### Task brief
Read the lines below. Copy out any that hold the string "this".

### Rows
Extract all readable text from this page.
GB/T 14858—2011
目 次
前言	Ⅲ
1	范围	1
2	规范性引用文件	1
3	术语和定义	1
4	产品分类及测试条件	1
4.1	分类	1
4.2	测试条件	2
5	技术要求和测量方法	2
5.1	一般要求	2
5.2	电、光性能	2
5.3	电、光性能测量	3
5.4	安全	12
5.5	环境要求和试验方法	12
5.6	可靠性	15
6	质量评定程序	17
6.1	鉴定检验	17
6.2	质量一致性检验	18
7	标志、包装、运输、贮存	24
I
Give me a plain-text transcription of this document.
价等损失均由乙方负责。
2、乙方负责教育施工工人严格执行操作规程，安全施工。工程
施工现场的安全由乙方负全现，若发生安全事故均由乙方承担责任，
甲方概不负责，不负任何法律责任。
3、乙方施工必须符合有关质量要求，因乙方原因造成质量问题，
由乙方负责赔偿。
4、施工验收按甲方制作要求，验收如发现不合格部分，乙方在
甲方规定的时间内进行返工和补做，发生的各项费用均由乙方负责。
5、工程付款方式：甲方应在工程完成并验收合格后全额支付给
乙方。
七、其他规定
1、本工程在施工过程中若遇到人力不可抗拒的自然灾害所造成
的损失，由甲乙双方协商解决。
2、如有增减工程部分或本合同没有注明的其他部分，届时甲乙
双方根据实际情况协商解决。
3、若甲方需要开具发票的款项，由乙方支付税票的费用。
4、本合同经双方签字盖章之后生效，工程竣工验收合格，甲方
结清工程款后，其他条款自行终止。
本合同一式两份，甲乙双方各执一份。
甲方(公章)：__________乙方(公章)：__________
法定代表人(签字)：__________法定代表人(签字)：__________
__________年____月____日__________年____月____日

### Response to the exercise
Extract all readable text from this page.
Give me a plain-text transcription of this document.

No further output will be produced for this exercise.